● EXERCISE
Return, unchanged, every line of the records starting at the first line and ending at the line that contains "day-cell[interactable]: 24 bbox=[658, 354, 705, 401]", with both of those lines included.

(Element region listings)
— Begin —

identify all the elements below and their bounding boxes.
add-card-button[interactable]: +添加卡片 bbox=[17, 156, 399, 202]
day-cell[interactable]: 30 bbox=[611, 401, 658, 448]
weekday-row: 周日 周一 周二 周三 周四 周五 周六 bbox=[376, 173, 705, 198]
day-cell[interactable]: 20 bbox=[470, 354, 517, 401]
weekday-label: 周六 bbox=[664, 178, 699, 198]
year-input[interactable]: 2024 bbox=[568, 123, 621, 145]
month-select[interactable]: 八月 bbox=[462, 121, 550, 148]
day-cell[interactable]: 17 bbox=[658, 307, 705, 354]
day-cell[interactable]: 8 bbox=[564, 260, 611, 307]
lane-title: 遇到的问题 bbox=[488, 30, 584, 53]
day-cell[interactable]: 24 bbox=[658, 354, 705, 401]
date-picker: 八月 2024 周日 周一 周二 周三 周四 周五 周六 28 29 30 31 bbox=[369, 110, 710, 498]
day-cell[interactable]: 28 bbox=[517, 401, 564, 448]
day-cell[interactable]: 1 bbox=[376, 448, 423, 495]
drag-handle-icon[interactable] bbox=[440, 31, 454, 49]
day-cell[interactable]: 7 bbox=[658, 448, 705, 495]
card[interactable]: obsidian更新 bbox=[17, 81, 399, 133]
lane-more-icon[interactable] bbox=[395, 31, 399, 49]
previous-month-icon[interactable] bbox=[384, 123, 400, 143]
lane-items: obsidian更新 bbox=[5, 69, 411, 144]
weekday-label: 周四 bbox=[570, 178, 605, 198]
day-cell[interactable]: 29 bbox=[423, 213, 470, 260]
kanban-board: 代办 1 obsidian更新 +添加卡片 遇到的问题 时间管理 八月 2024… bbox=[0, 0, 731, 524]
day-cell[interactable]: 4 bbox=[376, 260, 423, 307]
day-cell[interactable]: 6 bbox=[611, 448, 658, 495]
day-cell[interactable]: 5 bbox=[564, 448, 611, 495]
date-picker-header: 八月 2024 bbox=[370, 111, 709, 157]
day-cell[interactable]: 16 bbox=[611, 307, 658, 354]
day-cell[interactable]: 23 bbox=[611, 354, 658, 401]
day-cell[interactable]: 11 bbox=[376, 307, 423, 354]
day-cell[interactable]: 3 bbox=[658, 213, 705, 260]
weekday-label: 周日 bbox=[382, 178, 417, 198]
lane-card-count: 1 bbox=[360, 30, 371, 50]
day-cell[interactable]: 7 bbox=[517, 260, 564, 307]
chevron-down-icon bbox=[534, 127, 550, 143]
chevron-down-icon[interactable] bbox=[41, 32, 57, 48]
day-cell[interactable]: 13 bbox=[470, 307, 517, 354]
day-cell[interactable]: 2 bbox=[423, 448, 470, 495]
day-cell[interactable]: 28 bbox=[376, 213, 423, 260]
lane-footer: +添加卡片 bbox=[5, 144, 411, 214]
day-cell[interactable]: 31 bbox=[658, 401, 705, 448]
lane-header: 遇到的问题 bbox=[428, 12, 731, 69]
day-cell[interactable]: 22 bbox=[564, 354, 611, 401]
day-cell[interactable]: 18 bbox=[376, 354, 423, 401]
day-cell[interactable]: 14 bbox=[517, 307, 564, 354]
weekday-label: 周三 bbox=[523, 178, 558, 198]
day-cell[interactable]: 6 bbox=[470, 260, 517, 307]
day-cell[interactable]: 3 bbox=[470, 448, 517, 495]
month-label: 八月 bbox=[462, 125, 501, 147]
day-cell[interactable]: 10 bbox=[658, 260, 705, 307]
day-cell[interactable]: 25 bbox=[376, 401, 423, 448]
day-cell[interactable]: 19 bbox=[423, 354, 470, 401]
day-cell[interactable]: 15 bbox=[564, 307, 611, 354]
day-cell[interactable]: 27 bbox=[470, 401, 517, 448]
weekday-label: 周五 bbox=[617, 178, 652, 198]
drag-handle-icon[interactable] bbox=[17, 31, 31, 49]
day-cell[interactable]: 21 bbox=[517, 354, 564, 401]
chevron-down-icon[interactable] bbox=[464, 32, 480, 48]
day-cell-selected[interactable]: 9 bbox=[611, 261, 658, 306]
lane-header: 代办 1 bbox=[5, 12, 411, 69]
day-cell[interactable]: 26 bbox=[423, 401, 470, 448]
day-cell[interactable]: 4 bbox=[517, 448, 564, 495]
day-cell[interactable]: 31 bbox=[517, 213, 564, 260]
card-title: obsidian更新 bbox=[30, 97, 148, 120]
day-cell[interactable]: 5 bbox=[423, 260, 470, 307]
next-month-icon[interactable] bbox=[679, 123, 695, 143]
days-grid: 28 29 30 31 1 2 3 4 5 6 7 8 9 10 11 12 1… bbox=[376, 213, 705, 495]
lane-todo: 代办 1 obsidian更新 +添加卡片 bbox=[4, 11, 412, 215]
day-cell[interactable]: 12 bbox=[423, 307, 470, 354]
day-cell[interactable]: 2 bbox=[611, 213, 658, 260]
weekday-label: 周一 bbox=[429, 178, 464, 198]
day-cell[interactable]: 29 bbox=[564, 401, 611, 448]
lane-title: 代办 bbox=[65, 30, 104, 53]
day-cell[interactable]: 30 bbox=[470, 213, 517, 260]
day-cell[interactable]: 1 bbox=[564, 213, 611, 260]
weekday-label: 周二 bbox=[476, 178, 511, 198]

— End —

● OUTPUT OF THE EXERCISE
identify all the elements below and their bounding boxes.
add-card-button[interactable]: +添加卡片 bbox=[17, 156, 399, 202]
day-cell[interactable]: 30 bbox=[611, 401, 658, 448]
weekday-row: 周日 周一 周二 周三 周四 周五 周六 bbox=[376, 173, 705, 198]
day-cell[interactable]: 20 bbox=[470, 354, 517, 401]
weekday-label: 周六 bbox=[664, 178, 699, 198]
year-input[interactable]: 2024 bbox=[568, 123, 621, 145]
month-select[interactable]: 八月 bbox=[462, 121, 550, 148]
day-cell[interactable]: 17 bbox=[658, 307, 705, 354]
day-cell[interactable]: 8 bbox=[564, 260, 611, 307]
lane-title: 遇到的问题 bbox=[488, 30, 584, 53]
day-cell[interactable]: 24 bbox=[658, 354, 705, 401]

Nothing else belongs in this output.